Find every line below that contains the word "negativt" and copy it out.

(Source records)
^^^^^^^^^^^^^^^^

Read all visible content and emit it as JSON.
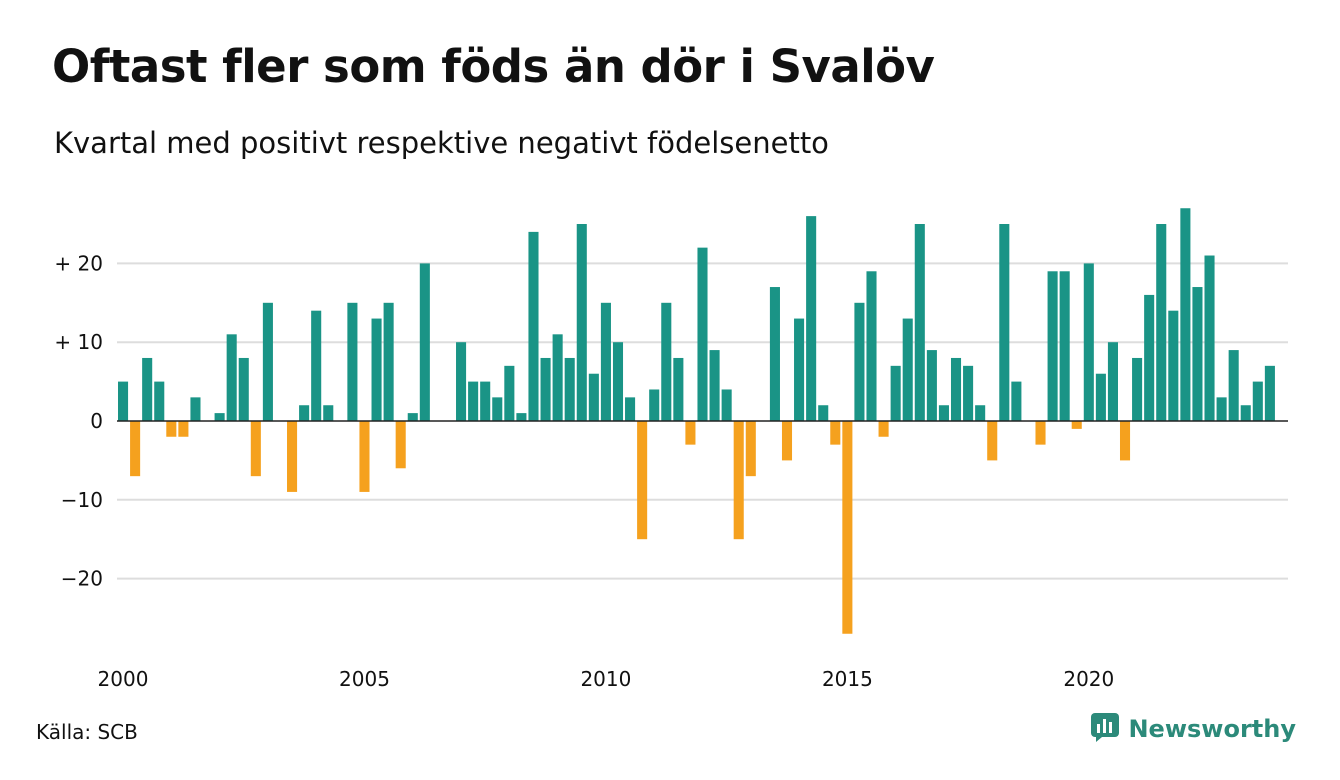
{
  "title": "Oftast fler som föds än dör i Svalöv",
  "subtitle": "Kvartal med positivt respektive negativt födelsenetto",
  "source": "Källa: SCB",
  "brand": "Newsworthy",
  "brand_icon": "newsworthy-logo-icon",
  "colors": {
    "positive": "#1a9486",
    "negative": "#f5a11e",
    "grid": "#dddddd",
    "zero": "#222222",
    "brand": "#2c8a7a"
  },
  "chart_data": {
    "type": "bar",
    "title": "Oftast fler som föds än dör i Svalöv",
    "subtitle": "Kvartal med positivt respektive negativt födelsenetto",
    "xlabel": "",
    "ylabel": "",
    "ylim": [
      -28,
      28
    ],
    "grid": true,
    "x_start_year": 2000,
    "periods_per_year": 4,
    "x_ticks": [
      "2000",
      "2005",
      "2010",
      "2015",
      "2020"
    ],
    "y_ticks": [
      {
        "value": 20,
        "label": "+ 20"
      },
      {
        "value": 10,
        "label": "+ 10"
      },
      {
        "value": 0,
        "label": "0"
      },
      {
        "value": -10,
        "label": "−10"
      },
      {
        "value": -20,
        "label": "−20"
      }
    ],
    "categories": [
      "2000K1",
      "2000K2",
      "2000K3",
      "2000K4",
      "2001K1",
      "2001K2",
      "2001K3",
      "2001K4",
      "2002K1",
      "2002K2",
      "2002K3",
      "2002K4",
      "2003K1",
      "2003K2",
      "2003K3",
      "2003K4",
      "2004K1",
      "2004K2",
      "2004K3",
      "2004K4",
      "2005K1",
      "2005K2",
      "2005K3",
      "2005K4",
      "2006K1",
      "2006K2",
      "2006K3",
      "2006K4",
      "2007K1",
      "2007K2",
      "2007K3",
      "2007K4",
      "2008K1",
      "2008K2",
      "2008K3",
      "2008K4",
      "2009K1",
      "2009K2",
      "2009K3",
      "2009K4",
      "2010K1",
      "2010K2",
      "2010K3",
      "2010K4",
      "2011K1",
      "2011K2",
      "2011K3",
      "2011K4",
      "2012K1",
      "2012K2",
      "2012K3",
      "2012K4",
      "2013K1",
      "2013K2",
      "2013K3",
      "2013K4",
      "2014K1",
      "2014K2",
      "2014K3",
      "2014K4",
      "2015K1",
      "2015K2",
      "2015K3",
      "2015K4",
      "2016K1",
      "2016K2",
      "2016K3",
      "2016K4",
      "2017K1",
      "2017K2",
      "2017K3",
      "2017K4",
      "2018K1",
      "2018K2",
      "2018K3",
      "2018K4",
      "2019K1",
      "2019K2",
      "2019K3",
      "2019K4",
      "2020K1",
      "2020K2",
      "2020K3",
      "2020K4",
      "2021K1",
      "2021K2",
      "2021K3",
      "2021K4",
      "2022K1",
      "2022K2",
      "2022K3",
      "2022K4",
      "2023K1",
      "2023K2",
      "2023K3",
      "2023K4",
      "2024K1"
    ],
    "values": [
      5,
      -7,
      8,
      5,
      -2,
      -2,
      3,
      0,
      1,
      11,
      8,
      -7,
      15,
      0,
      -9,
      2,
      14,
      2,
      0,
      15,
      -9,
      13,
      15,
      -6,
      1,
      20,
      0,
      0,
      10,
      5,
      5,
      3,
      7,
      1,
      24,
      8,
      11,
      8,
      25,
      6,
      15,
      10,
      3,
      -15,
      4,
      15,
      8,
      -3,
      22,
      9,
      4,
      -15,
      -7,
      0,
      17,
      -5,
      13,
      26,
      2,
      -3,
      -27,
      15,
      19,
      -2,
      7,
      13,
      25,
      9,
      2,
      8,
      7,
      2,
      -5,
      25,
      5,
      0,
      -3,
      19,
      19,
      -1,
      20,
      6,
      10,
      -5,
      8,
      16,
      25,
      14,
      27,
      17,
      21,
      3,
      9,
      2,
      5,
      7,
      0
    ]
  }
}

^^^^^^^^^^^^^^^^

Exercise result
  "subtitle": "Kvartal med positivt respektive negativt födelsenetto",
    "subtitle": "Kvartal med positivt respektive negativt födelsenetto",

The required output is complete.